Start of Input material

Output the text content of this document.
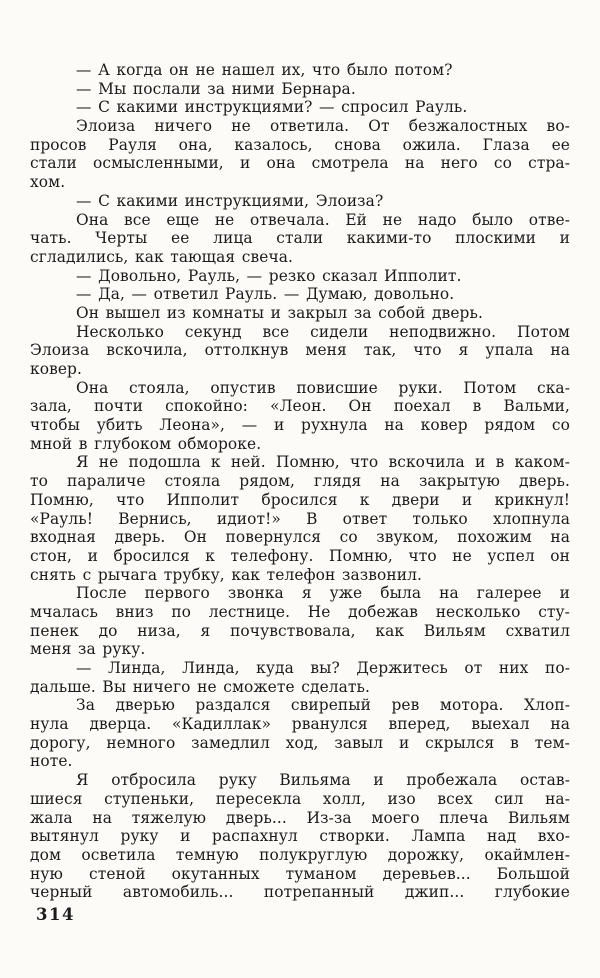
— А когда он не нашел их, что было потом?
— Мы послали за ними Бернара.
— С какими инструкциями? — спросил Рауль.
Элоиза ничего не ответила. От безжалостных во-
просов Рауля она, казалось, снова ожила. Глаза ее
стали осмысленными, и она смотрела на него со стра-
хом.
— С какими инструкциями, Элоиза?
Она все еще не отвечала. Ей не надо было отве-
чать. Черты ее лица стали какими-то плоскими и
сгладились, как тающая свеча.
— Довольно, Рауль, — резко сказал Ипполит.
— Да, — ответил Рауль. — Думаю, довольно.
Он вышел из комнаты и закрыл за собой дверь.
Несколько секунд все сидели неподвижно. Потом
Элоиза вскочила, оттолкнув меня так, что я упала на
ковер.
Она стояла, опустив повисшие руки. Потом ска-
зала, почти спокойно: «Леон. Он поехал в Вальми,
чтобы убить Леона», — и рухнула на ковер рядом со
мной в глубоком обмороке.
Я не подошла к ней. Помню, что вскочила и в каком-
то параличе стояла рядом, глядя на закрытую дверь.
Помню, что Ипполит бросился к двери и крикнул!
«Рауль! Вернись, идиот!» В ответ только хлопнула
входная дверь. Он повернулся со звуком, похожим на
стон, и бросился к телефону. Помню, что не успел он
снять с рычага трубку, как телефон зазвонил.
После первого звонка я уже была на галерее и
мчалась вниз по лестнице. Не добежав несколько сту-
пенек до низа, я почувствовала, как Вильям схватил
меня за руку.
— Линда, Линда, куда вы? Держитесь от них по-
дальше. Вы ничего не сможете сделать.
За дверью раздался свирепый рев мотора. Хлоп-
нула дверца. «Кадиллак» рванулся вперед, выехал на
дорогу, немного замедлил ход, завыл и скрылся в тем-
ноте.
Я отбросила руку Вильяма и пробежала остав-
шиеся ступеньки, пересекла холл, изо всех сил на-
жала на тяжелую дверь... Из-за моего плеча Вильям
вытянул руку и распахнул створки. Лампа над вхо-
дом осветила темную полукруглую дорожку, окаймлен-
ную стеной окутанных туманом деревьев... Большой
черный автомобиль... потрепанный джип... глубокие
314
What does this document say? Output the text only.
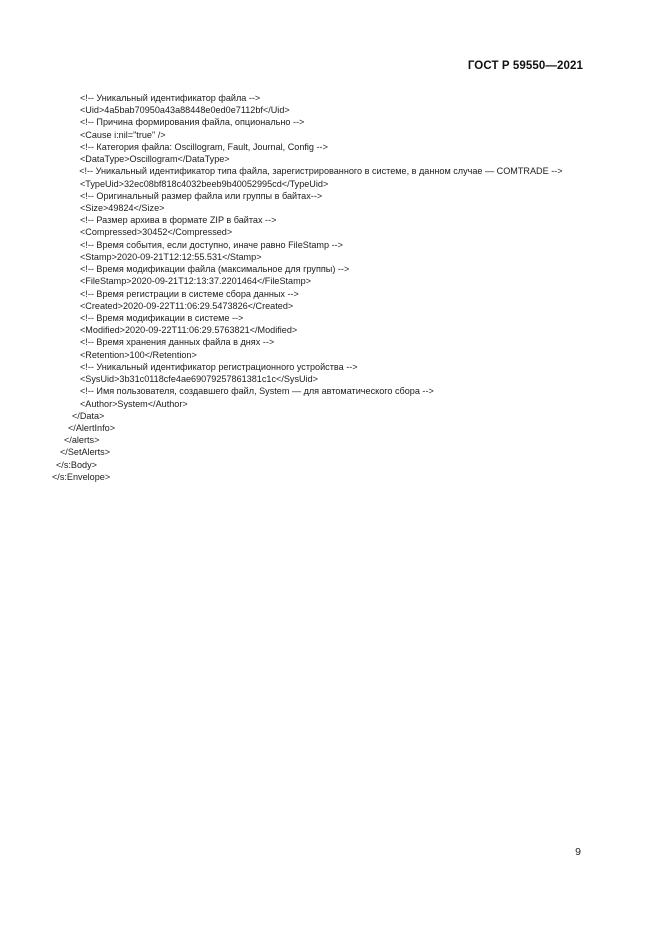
ГОСТ Р 59550—2021
<!-- Уникальный идентификатор файла -->
<Uid>4a5bab70950a43a88448e0ed0e7112bf</Uid>
<!-- Причина формирования файла, опционально -->
<Cause i:nil="true" />
<!-- Категория файла: Oscillogram, Fault, Journal, Config -->
<DataType>Oscillogram</DataType>
<!-- Уникальный идентификатор типа файла, зарегистрированного в системе, в данном случае — COMTRADE -->
<TypeUid>32ec08bf818c4032beeb9b40052995cd</TypeUid>
<!-- Оригинальный размер файла или группы в байтах-->
<Size>49824</Size>
<!-- Размер архива в формате ZIP в байтах -->
<Compressed>30452</Compressed>
<!-- Время события, если доступно, иначе равно FileStamp -->
<Stamp>2020-09-21T12:12:55.531</Stamp>
<!-- Время модификации файла (максимальное для группы) -->
<FileStamp>2020-09-21T12:13:37.2201464</FileStamp>
<!-- Время регистрации в системе сбора данных -->
<Created>2020-09-22T11:06:29.5473826</Created>
<!-- Время модификации в системе -->
<Modified>2020-09-22T11:06:29.5763821</Modified>
<!-- Время хранения данных файла в днях -->
<Retention>100</Retention>
<!-- Уникальный идентификатор регистрационного устройства -->
<SysUid>3b31c0118cfe4ae69079257861381c1c</SysUid>
<!-- Имя пользователя, создавшего файл, System — для автоматического сбора -->
<Author>System</Author>
</Data>
</AlertInfo>
</alerts>
</SetAlerts>
</s:Body>
</s:Envelope>
9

End of Input material

The request >> Restate every record exactly, please; do not copy the pictures.

Response for this exercise >>
Output the text content of this document.
— А когда он не нашел их, что было потом?
— Мы послали за ними Бернара.
— С какими инструкциями? — спросил Рауль.
Элоиза ничего не ответила. От безжалостных во-
просов Рауля она, казалось, снова ожила. Глаза ее
стали осмысленными, и она смотрела на него со стра-
хом.
— С какими инструкциями, Элоиза?
Она все еще не отвечала. Ей не надо было отве-
чать. Черты ее лица стали какими-то плоскими и
сгладились, как тающая свеча.
— Довольно, Рауль, — резко сказал Ипполит.
— Да, — ответил Рауль. — Думаю, довольно.
Он вышел из комнаты и закрыл за собой дверь.
Несколько секунд все сидели неподвижно. Потом
Элоиза вскочила, оттолкнув меня так, что я упала на
ковер.
Она стояла, опустив повисшие руки. Потом ска-
зала, почти спокойно: «Леон. Он поехал в Вальми,
чтобы убить Леона», — и рухнула на ковер рядом со
мной в глубоком обмороке.
Я не подошла к ней. Помню, что вскочила и в каком-
то параличе стояла рядом, глядя на закрытую дверь.
Помню, что Ипполит бросился к двери и крикнул!
«Рауль! Вернись, идиот!» В ответ только хлопнула
входная дверь. Он повернулся со звуком, похожим на
стон, и бросился к телефону. Помню, что не успел он
снять с рычага трубку, как телефон зазвонил.
После первого звонка я уже была на галерее и
мчалась вниз по лестнице. Не добежав несколько сту-
пенек до низа, я почувствовала, как Вильям схватил
меня за руку.
— Линда, Линда, куда вы? Держитесь от них по-
дальше. Вы ничего не сможете сделать.
За дверью раздался свирепый рев мотора. Хлоп-
нула дверца. «Кадиллак» рванулся вперед, выехал на
дорогу, немного замедлил ход, завыл и скрылся в тем-
ноте.
Я отбросила руку Вильяма и пробежала остав-
шиеся ступеньки, пересекла холл, изо всех сил на-
жала на тяжелую дверь... Из-за моего плеча Вильям
вытянул руку и распахнул створки. Лампа над вхо-
дом осветила темную полукруглую дорожку, окаймлен-
ную стеной окутанных туманом деревьев... Большой
черный автомобиль... потрепанный джип... глубокие
314
What does this document say? Output the text only.
ГОСТ Р 59550—2021
<!-- Уникальный идентификатор файла -->
<Uid>4a5bab70950a43a88448e0ed0e7112bf</Uid>
<!-- Причина формирования файла, опционально -->
<Cause i:nil="true" />
<!-- Категория файла: Oscillogram, Fault, Journal, Config -->
<DataType>Oscillogram</DataType>
<!-- Уникальный идентификатор типа файла, зарегистрированного в системе, в данном случае — COMTRADE -->
<TypeUid>32ec08bf818c4032beeb9b40052995cd</TypeUid>
<!-- Оригинальный размер файла или группы в байтах-->
<Size>49824</Size>
<!-- Размер архива в формате ZIP в байтах -->
<Compressed>30452</Compressed>
<!-- Время события, если доступно, иначе равно FileStamp -->
<Stamp>2020-09-21T12:12:55.531</Stamp>
<!-- Время модификации файла (максимальное для группы) -->
<FileStamp>2020-09-21T12:13:37.2201464</FileStamp>
<!-- Время регистрации в системе сбора данных -->
<Created>2020-09-22T11:06:29.5473826</Created>
<!-- Время модификации в системе -->
<Modified>2020-09-22T11:06:29.5763821</Modified>
<!-- Время хранения данных файла в днях -->
<Retention>100</Retention>
<!-- Уникальный идентификатор регистрационного устройства -->
<SysUid>3b31c0118cfe4ae69079257861381c1c</SysUid>
<!-- Имя пользователя, создавшего файл, System — для автоматического сбора -->
<Author>System</Author>
</Data>
</AlertInfo>
</alerts>
</SetAlerts>
</s:Body>
</s:Envelope>
9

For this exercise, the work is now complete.